/---

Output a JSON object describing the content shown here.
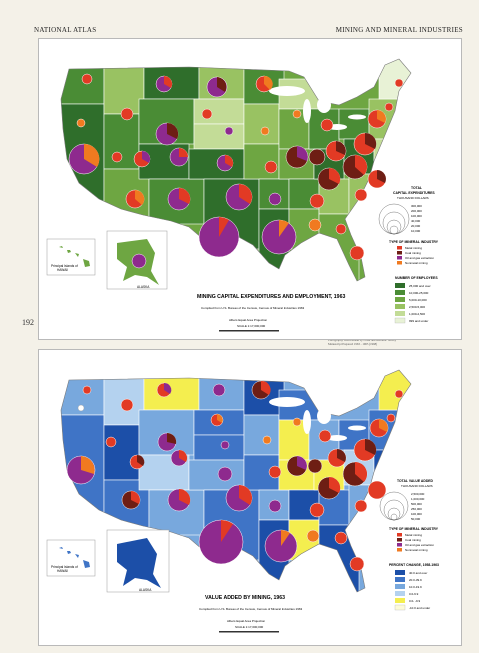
{
  "header": {
    "left": "NATIONAL ATLAS",
    "right": "MINING AND MINERAL INDUSTRIES"
  },
  "page_number": "192",
  "colors": {
    "land_emp": [
      "#2f6e2b",
      "#4a8c35",
      "#6ea642",
      "#99c262",
      "#c3dc97",
      "#e8f2d6"
    ],
    "land_value": [
      "#1c4fa8",
      "#3f74c6",
      "#78a8dd",
      "#b4d2ef",
      "#f4ee4f",
      "#fdfbd8"
    ],
    "coal": "#6e1e14",
    "oil_gas": "#8e2a8e",
    "metal": "#e23a24",
    "nonmetal": "#f07a20",
    "water": "#ffffff",
    "border": "#ffffff"
  },
  "top_map": {
    "title": "MINING CAPITAL EXPENDITURES AND EMPLOYMENT, 1963",
    "subtitle_line": "Compiled from U.S. Bureau of the Census, Census of Mineral Industries 1963",
    "projection": "Albers Equal Area Projection",
    "scale": "SCALE 1:17,000,000",
    "legend_size_title": [
      "TOTAL",
      "CAPITAL EXPENDITURES",
      "THOUSAND DOLLARS"
    ],
    "legend_size_values": [
      "10,000",
      "20,000",
      "40,000",
      "100,000",
      "200,000",
      "300,000"
    ],
    "legend_type_title": "TYPE OF MINERAL INDUSTRY",
    "legend_types": [
      "Metal mining",
      "Coal mining",
      "Oil and gas extraction",
      "Nonmetal mining"
    ],
    "legend_emp_title": "NUMBER OF EMPLOYEES",
    "legend_emp_classes": [
      "25,000 and over",
      "10,000-25,000",
      "5,000-10,000",
      "2,500-5,000",
      "1,000-2,500",
      "999 and under"
    ],
    "inset_hawaii": [
      "Principal Islands of",
      "HAWAII"
    ],
    "inset_alaska": "ALASKA"
  },
  "bottom_map": {
    "title": "VALUE ADDED BY MINING, 1963",
    "subtitle_line": "Compiled from U.S. Bureau of the Census, Census of Mineral Industries 1963",
    "projection": "Albers Equal Area Projection",
    "scale": "SCALE 1:17,000,000",
    "legend_size_title": [
      "TOTAL VALUE ADDED",
      "THOUSAND DOLLARS"
    ],
    "legend_size_values": [
      "50,000",
      "100,000",
      "250,000",
      "500,000",
      "1,000,000",
      "2,500,000"
    ],
    "legend_type_title": "TYPE OF MINERAL INDUSTRY",
    "legend_types": [
      "Metal mining",
      "Coal mining",
      "Oil and gas extraction",
      "Nonmetal mining"
    ],
    "legend_pct_title": "PERCENT CHANGE, 1958-1963",
    "legend_pct_classes": [
      "40.0 and over",
      "20.0-39.9",
      "10.0-19.9",
      "0.0-9.9",
      "0.0- -9.9",
      "-10.0 and under"
    ],
    "inset_hawaii": [
      "Principal Islands of",
      "HAWAII"
    ],
    "inset_alaska": "ALASKA"
  },
  "credit_text": [
    "Cartography from Bureau by Coast and Geodetic Survey",
    "Manuscript Prepared 1963 - 1965 (1968)"
  ]
}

\---

WHAT IS EXPECTED: Transcribe the material exactly, leaving every picture out.

CORRECT OUTPUT:
Output a JSON object describing the content shown here.
{
  "header": {
    "left": "NATIONAL ATLAS",
    "right": "MINING AND MINERAL INDUSTRIES"
  },
  "page_number": "192",
  "colors": {
    "land_emp": [
      "#2f6e2b",
      "#4a8c35",
      "#6ea642",
      "#99c262",
      "#c3dc97",
      "#e8f2d6"
    ],
    "land_value": [
      "#1c4fa8",
      "#3f74c6",
      "#78a8dd",
      "#b4d2ef",
      "#f4ee4f",
      "#fdfbd8"
    ],
    "coal": "#6e1e14",
    "oil_gas": "#8e2a8e",
    "metal": "#e23a24",
    "nonmetal": "#f07a20",
    "water": "#ffffff",
    "border": "#ffffff"
  },
  "top_map": {
    "title": "MINING CAPITAL EXPENDITURES AND EMPLOYMENT, 1963",
    "subtitle_line": "Compiled from U.S. Bureau of the Census, Census of Mineral Industries 1963",
    "projection": "Albers Equal Area Projection",
    "scale": "SCALE 1:17,000,000",
    "legend_size_title": [
      "TOTAL",
      "CAPITAL EXPENDITURES",
      "THOUSAND DOLLARS"
    ],
    "legend_size_values": [
      "10,000",
      "20,000",
      "40,000",
      "100,000",
      "200,000",
      "300,000"
    ],
    "legend_type_title": "TYPE OF MINERAL INDUSTRY",
    "legend_types": [
      "Metal mining",
      "Coal mining",
      "Oil and gas extraction",
      "Nonmetal mining"
    ],
    "legend_emp_title": "NUMBER OF EMPLOYEES",
    "legend_emp_classes": [
      "25,000 and over",
      "10,000-25,000",
      "5,000-10,000",
      "2,500-5,000",
      "1,000-2,500",
      "999 and under"
    ],
    "inset_hawaii": [
      "Principal Islands of",
      "HAWAII"
    ],
    "inset_alaska": "ALASKA"
  },
  "bottom_map": {
    "title": "VALUE ADDED BY MINING, 1963",
    "subtitle_line": "Compiled from U.S. Bureau of the Census, Census of Mineral Industries 1963",
    "projection": "Albers Equal Area Projection",
    "scale": "SCALE 1:17,000,000",
    "legend_size_title": [
      "TOTAL VALUE ADDED",
      "THOUSAND DOLLARS"
    ],
    "legend_size_values": [
      "50,000",
      "100,000",
      "250,000",
      "500,000",
      "1,000,000",
      "2,500,000"
    ],
    "legend_type_title": "TYPE OF MINERAL INDUSTRY",
    "legend_types": [
      "Metal mining",
      "Coal mining",
      "Oil and gas extraction",
      "Nonmetal mining"
    ],
    "legend_pct_title": "PERCENT CHANGE, 1958-1963",
    "legend_pct_classes": [
      "40.0 and over",
      "20.0-39.9",
      "10.0-19.9",
      "0.0-9.9",
      "0.0- -9.9",
      "-10.0 and under"
    ],
    "inset_hawaii": [
      "Principal Islands of",
      "HAWAII"
    ],
    "inset_alaska": "ALASKA"
  },
  "credit_text": [
    "Cartography from Bureau by Coast and Geodetic Survey",
    "Manuscript Prepared 1963 - 1965 (1968)"
  ]
}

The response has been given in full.